— start of Available data —

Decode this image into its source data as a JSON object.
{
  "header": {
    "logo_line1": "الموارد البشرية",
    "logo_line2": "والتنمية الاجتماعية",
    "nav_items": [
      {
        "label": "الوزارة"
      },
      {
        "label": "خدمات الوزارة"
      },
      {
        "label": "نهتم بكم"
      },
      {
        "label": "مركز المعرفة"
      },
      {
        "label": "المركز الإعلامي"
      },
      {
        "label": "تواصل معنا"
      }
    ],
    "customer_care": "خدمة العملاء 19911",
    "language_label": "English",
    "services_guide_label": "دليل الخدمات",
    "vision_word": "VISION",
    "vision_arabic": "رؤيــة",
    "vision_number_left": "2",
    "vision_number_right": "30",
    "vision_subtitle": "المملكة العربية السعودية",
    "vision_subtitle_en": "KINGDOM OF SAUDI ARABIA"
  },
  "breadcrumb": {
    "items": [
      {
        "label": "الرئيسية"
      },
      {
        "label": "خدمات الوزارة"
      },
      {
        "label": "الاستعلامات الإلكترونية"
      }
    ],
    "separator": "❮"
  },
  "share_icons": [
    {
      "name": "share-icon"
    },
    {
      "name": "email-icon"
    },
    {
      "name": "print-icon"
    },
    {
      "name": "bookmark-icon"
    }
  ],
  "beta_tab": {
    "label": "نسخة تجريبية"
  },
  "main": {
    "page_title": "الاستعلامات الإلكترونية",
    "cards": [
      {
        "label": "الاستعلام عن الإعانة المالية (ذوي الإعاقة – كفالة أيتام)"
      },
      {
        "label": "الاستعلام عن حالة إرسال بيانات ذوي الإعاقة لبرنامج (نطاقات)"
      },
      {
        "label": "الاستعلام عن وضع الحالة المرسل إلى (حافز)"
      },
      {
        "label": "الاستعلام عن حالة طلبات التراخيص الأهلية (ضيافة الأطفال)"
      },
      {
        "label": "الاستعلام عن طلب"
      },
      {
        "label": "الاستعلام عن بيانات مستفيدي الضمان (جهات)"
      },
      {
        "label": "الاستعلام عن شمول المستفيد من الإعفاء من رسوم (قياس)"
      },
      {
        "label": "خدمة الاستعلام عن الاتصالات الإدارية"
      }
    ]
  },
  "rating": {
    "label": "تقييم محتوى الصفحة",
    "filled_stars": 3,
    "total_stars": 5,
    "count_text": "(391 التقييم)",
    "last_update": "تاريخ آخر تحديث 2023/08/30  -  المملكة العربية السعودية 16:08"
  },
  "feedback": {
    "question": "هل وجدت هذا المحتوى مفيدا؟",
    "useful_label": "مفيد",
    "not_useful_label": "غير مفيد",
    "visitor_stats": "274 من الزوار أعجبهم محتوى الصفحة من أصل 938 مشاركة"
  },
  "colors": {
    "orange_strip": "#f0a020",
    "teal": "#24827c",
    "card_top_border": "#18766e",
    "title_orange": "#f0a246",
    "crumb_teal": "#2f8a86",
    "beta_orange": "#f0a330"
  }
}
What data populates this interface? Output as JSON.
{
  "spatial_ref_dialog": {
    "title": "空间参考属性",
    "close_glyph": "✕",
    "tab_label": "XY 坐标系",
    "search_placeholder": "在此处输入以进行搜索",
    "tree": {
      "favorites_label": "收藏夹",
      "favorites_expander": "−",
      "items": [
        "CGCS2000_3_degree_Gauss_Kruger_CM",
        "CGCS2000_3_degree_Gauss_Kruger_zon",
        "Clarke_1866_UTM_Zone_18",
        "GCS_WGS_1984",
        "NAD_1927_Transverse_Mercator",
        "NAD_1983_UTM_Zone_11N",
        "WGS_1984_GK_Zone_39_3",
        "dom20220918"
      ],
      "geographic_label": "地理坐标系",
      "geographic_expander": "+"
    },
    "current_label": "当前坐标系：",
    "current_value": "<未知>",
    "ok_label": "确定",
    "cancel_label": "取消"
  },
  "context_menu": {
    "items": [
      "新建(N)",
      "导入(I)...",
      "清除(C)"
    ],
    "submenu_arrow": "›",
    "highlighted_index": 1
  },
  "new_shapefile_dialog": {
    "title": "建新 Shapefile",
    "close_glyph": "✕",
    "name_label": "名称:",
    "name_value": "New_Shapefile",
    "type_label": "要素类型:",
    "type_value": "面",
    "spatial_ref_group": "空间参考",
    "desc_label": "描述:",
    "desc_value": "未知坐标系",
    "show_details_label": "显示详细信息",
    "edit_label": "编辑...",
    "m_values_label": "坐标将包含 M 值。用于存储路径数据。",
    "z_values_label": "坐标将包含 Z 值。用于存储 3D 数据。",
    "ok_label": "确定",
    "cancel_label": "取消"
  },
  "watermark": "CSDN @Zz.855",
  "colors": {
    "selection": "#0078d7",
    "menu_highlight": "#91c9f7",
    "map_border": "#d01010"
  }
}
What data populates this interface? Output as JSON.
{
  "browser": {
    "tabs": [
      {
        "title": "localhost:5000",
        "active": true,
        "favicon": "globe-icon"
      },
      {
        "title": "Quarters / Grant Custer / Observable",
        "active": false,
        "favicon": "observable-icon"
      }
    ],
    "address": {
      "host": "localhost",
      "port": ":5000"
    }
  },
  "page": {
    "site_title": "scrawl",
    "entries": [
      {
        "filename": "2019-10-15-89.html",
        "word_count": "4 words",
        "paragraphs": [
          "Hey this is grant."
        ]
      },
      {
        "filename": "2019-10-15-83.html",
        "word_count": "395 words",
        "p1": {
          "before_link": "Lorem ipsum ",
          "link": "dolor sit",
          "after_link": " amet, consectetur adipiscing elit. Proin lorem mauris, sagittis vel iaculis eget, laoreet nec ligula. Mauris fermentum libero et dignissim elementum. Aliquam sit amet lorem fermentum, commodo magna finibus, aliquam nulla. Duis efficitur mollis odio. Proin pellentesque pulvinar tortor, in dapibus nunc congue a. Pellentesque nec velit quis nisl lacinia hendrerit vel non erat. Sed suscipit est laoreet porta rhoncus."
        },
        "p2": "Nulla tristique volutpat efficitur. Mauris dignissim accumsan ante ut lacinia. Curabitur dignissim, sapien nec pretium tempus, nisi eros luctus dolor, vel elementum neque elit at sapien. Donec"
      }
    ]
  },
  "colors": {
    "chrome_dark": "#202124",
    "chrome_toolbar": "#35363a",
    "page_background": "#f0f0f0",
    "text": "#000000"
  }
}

— end of Available data —

• Problem: Return the full listing, character for character.

• Response below:
Decode this image into its source data as a JSON object.
{
  "header": {
    "logo_line1": "الموارد البشرية",
    "logo_line2": "والتنمية الاجتماعية",
    "nav_items": [
      {
        "label": "الوزارة"
      },
      {
        "label": "خدمات الوزارة"
      },
      {
        "label": "نهتم بكم"
      },
      {
        "label": "مركز المعرفة"
      },
      {
        "label": "المركز الإعلامي"
      },
      {
        "label": "تواصل معنا"
      }
    ],
    "customer_care": "خدمة العملاء 19911",
    "language_label": "English",
    "services_guide_label": "دليل الخدمات",
    "vision_word": "VISION",
    "vision_arabic": "رؤيــة",
    "vision_number_left": "2",
    "vision_number_right": "30",
    "vision_subtitle": "المملكة العربية السعودية",
    "vision_subtitle_en": "KINGDOM OF SAUDI ARABIA"
  },
  "breadcrumb": {
    "items": [
      {
        "label": "الرئيسية"
      },
      {
        "label": "خدمات الوزارة"
      },
      {
        "label": "الاستعلامات الإلكترونية"
      }
    ],
    "separator": "❮"
  },
  "share_icons": [
    {
      "name": "share-icon"
    },
    {
      "name": "email-icon"
    },
    {
      "name": "print-icon"
    },
    {
      "name": "bookmark-icon"
    }
  ],
  "beta_tab": {
    "label": "نسخة تجريبية"
  },
  "main": {
    "page_title": "الاستعلامات الإلكترونية",
    "cards": [
      {
        "label": "الاستعلام عن الإعانة المالية (ذوي الإعاقة – كفالة أيتام)"
      },
      {
        "label": "الاستعلام عن حالة إرسال بيانات ذوي الإعاقة لبرنامج (نطاقات)"
      },
      {
        "label": "الاستعلام عن وضع الحالة المرسل إلى (حافز)"
      },
      {
        "label": "الاستعلام عن حالة طلبات التراخيص الأهلية (ضيافة الأطفال)"
      },
      {
        "label": "الاستعلام عن طلب"
      },
      {
        "label": "الاستعلام عن بيانات مستفيدي الضمان (جهات)"
      },
      {
        "label": "الاستعلام عن شمول المستفيد من الإعفاء من رسوم (قياس)"
      },
      {
        "label": "خدمة الاستعلام عن الاتصالات الإدارية"
      }
    ]
  },
  "rating": {
    "label": "تقييم محتوى الصفحة",
    "filled_stars": 3,
    "total_stars": 5,
    "count_text": "(391 التقييم)",
    "last_update": "تاريخ آخر تحديث 2023/08/30  -  المملكة العربية السعودية 16:08"
  },
  "feedback": {
    "question": "هل وجدت هذا المحتوى مفيدا؟",
    "useful_label": "مفيد",
    "not_useful_label": "غير مفيد",
    "visitor_stats": "274 من الزوار أعجبهم محتوى الصفحة من أصل 938 مشاركة"
  },
  "colors": {
    "orange_strip": "#f0a020",
    "teal": "#24827c",
    "card_top_border": "#18766e",
    "title_orange": "#f0a246",
    "crumb_teal": "#2f8a86",
    "beta_orange": "#f0a330"
  }
}
What data populates this interface? Output as JSON.
{
  "spatial_ref_dialog": {
    "title": "空间参考属性",
    "close_glyph": "✕",
    "tab_label": "XY 坐标系",
    "search_placeholder": "在此处输入以进行搜索",
    "tree": {
      "favorites_label": "收藏夹",
      "favorites_expander": "−",
      "items": [
        "CGCS2000_3_degree_Gauss_Kruger_CM",
        "CGCS2000_3_degree_Gauss_Kruger_zon",
        "Clarke_1866_UTM_Zone_18",
        "GCS_WGS_1984",
        "NAD_1927_Transverse_Mercator",
        "NAD_1983_UTM_Zone_11N",
        "WGS_1984_GK_Zone_39_3",
        "dom20220918"
      ],
      "geographic_label": "地理坐标系",
      "geographic_expander": "+"
    },
    "current_label": "当前坐标系：",
    "current_value": "<未知>",
    "ok_label": "确定",
    "cancel_label": "取消"
  },
  "context_menu": {
    "items": [
      "新建(N)",
      "导入(I)...",
      "清除(C)"
    ],
    "submenu_arrow": "›",
    "highlighted_index": 1
  },
  "new_shapefile_dialog": {
    "title": "建新 Shapefile",
    "close_glyph": "✕",
    "name_label": "名称:",
    "name_value": "New_Shapefile",
    "type_label": "要素类型:",
    "type_value": "面",
    "spatial_ref_group": "空间参考",
    "desc_label": "描述:",
    "desc_value": "未知坐标系",
    "show_details_label": "显示详细信息",
    "edit_label": "编辑...",
    "m_values_label": "坐标将包含 M 值。用于存储路径数据。",
    "z_values_label": "坐标将包含 Z 值。用于存储 3D 数据。",
    "ok_label": "确定",
    "cancel_label": "取消"
  },
  "watermark": "CSDN @Zz.855",
  "colors": {
    "selection": "#0078d7",
    "menu_highlight": "#91c9f7",
    "map_border": "#d01010"
  }
}
What data populates this interface? Output as JSON.
{
  "browser": {
    "tabs": [
      {
        "title": "localhost:5000",
        "active": true,
        "favicon": "globe-icon"
      },
      {
        "title": "Quarters / Grant Custer / Observable",
        "active": false,
        "favicon": "observable-icon"
      }
    ],
    "address": {
      "host": "localhost",
      "port": ":5000"
    }
  },
  "page": {
    "site_title": "scrawl",
    "entries": [
      {
        "filename": "2019-10-15-89.html",
        "word_count": "4 words",
        "paragraphs": [
          "Hey this is grant."
        ]
      },
      {
        "filename": "2019-10-15-83.html",
        "word_count": "395 words",
        "p1": {
          "before_link": "Lorem ipsum ",
          "link": "dolor sit",
          "after_link": " amet, consectetur adipiscing elit. Proin lorem mauris, sagittis vel iaculis eget, laoreet nec ligula. Mauris fermentum libero et dignissim elementum. Aliquam sit amet lorem fermentum, commodo magna finibus, aliquam nulla. Duis efficitur mollis odio. Proin pellentesque pulvinar tortor, in dapibus nunc congue a. Pellentesque nec velit quis nisl lacinia hendrerit vel non erat. Sed suscipit est laoreet porta rhoncus."
        },
        "p2": "Nulla tristique volutpat efficitur. Mauris dignissim accumsan ante ut lacinia. Curabitur dignissim, sapien nec pretium tempus, nisi eros luctus dolor, vel elementum neque elit at sapien. Donec"
      }
    ]
  },
  "colors": {
    "chrome_dark": "#202124",
    "chrome_toolbar": "#35363a",
    "page_background": "#f0f0f0",
    "text": "#000000"
  }
}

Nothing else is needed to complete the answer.